EXERCISE TASKS:
A: In the eutrophication passage, what is the simple definition given for eutrophication?
B: Repeat part of the eutrophication passage word for word, beginning at the words "Research conducted with: Carrie" and stopping after "et. al., 1995).".
C: Go on with the eutrophication passage from the point where it stops.

DOCUMENT TEXT:
-- Begin --

Tara and Scott SCUBA along the Wall at Runway Ten, 15 m deep, San Salvador, Bahamas.
Research conducted with: Carrie Bishop, Katie Kettler, J.P. Oehrtman, Joel Thrash
Contamination associated with wastewater effluent and micropollutants has been researched for many years as a source of water quality degradation; additionally these processes have been linked with the development of eutrophication. Eutrophication can be simply defined as the process of increasing primary production as a result of increased nutrient loading. Consequently, this result can lead to significant changes in marine community structure in a couple of different ways; either by “shifting” species composition among groups of primary producers (benthic algae, phytoplankton, or macrophytes), or by completely changing a dominance type. For example, a shift from a macrophyte-dominated system to an algae-dominated system, or algae-dominated to an angiosperm-dominated system (Portielje et. al., 1995).

-- End --

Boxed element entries
-- Begin --

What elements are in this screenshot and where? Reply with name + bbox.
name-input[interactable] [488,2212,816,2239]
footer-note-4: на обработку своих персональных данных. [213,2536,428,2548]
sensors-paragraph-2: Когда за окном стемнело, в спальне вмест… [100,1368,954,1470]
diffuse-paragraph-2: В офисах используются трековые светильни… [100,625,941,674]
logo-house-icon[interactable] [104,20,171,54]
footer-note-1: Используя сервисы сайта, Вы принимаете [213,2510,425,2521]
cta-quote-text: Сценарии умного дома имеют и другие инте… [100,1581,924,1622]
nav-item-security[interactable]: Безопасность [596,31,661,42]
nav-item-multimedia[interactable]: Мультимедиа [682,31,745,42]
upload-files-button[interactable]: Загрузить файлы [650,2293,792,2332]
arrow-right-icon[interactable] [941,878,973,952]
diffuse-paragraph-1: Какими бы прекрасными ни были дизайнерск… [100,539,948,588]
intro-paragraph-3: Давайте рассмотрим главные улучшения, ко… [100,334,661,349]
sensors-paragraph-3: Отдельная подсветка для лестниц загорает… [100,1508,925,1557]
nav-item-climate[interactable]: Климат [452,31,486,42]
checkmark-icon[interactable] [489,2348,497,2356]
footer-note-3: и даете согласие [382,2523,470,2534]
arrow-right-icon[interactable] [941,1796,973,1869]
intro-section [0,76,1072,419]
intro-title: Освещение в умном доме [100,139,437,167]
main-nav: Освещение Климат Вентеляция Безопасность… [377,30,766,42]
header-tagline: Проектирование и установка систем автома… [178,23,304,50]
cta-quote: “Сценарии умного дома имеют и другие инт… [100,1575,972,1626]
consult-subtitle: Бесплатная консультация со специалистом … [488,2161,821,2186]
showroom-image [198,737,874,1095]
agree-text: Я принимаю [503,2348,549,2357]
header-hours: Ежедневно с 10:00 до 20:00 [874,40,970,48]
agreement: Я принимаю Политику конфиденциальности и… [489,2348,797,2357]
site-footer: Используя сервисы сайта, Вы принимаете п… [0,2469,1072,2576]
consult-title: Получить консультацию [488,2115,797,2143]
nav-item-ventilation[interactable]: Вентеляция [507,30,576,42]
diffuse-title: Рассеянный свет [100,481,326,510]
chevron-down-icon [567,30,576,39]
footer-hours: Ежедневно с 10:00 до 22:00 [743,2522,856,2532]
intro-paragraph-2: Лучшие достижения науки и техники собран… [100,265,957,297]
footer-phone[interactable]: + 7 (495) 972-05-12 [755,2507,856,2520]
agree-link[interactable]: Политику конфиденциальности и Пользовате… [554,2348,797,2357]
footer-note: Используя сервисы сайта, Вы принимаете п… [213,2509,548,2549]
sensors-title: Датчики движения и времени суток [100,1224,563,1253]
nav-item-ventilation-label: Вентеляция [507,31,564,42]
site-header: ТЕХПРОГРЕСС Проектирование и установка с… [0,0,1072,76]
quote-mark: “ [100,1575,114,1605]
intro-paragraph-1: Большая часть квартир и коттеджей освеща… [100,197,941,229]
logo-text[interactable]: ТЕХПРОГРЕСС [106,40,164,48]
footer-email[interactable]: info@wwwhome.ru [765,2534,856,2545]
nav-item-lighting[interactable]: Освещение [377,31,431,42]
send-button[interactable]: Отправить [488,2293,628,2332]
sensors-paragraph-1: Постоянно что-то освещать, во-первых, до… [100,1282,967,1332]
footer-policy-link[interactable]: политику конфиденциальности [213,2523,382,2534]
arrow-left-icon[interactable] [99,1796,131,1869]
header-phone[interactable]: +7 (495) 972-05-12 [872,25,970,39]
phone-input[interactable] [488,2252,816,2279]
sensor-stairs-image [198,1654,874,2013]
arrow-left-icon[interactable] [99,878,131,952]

-- End --

RESULTS OF THE EXERCISE:
A: It is the process of increasing primary production as a result of increased nutrient loading.

B:
Research conducted with: Carrie Bishop, Katie Kettler, J.P. Oehrtman, Joel Thrash
Contamination associated with wastewater effluent and micropollutants has been researched for many years as a source of water quality degradation; additionally these processes have been linked with the development of eutrophication. Eutrophication can be simply defined as the process of increasing primary production as a result of increased nutrient loading. Consequently, this result can lead to significant changes in marine community structure in a couple of different ways; either by “shifting” species composition among groups of primary producers (benthic algae, phytoplankton, or macrophytes), or by completely changing a dominance type. For example, a shift from a macrophyte-dominated system to an algae-dominated system, or algae-dominated to an angiosperm-dominated system (Portielje et. al., 1995).

C:
Primarily, water quality problems associated with nutrient loading and the process of eutrophication can be strongly linked to point-source pollution or effluent pipes. Effluent wastewater may contain a wide range of organic compounds depending on its source; commonly ammonia, nitrogen, and phosphates from untreated or partially-treated sewage. Dissolved oxygen content may also be a factor when present with other compounds. Often times, aquatic systems are characterized by high nutrient and contaminant loading from both urban and agricultural input. These systems are usually highly productive, supporting a wide range of plant and animal species and maintaining complex food chains (Koelmans et. al., 2001).
San Salvador, Bahamas is one particular area where this potential for nutrient loading and eutrophication may be in existence. The Gerace Research Center, located on the north side of the island, utilizes an effluent pipe to directly release both wastewater and untreated sewage directly into Graham’s Harbor. Consequently, ammonia wastes, nitrogens, carbons, dissolved oxygen, as well as freshwater is being introduced to the saltwater, marine ecosystem of the harbor. As a result, these compounds and solutions will invariably have an affect on primay production, specifically the abundance and diversity of algal and grass species within a proximate area of the effluent source.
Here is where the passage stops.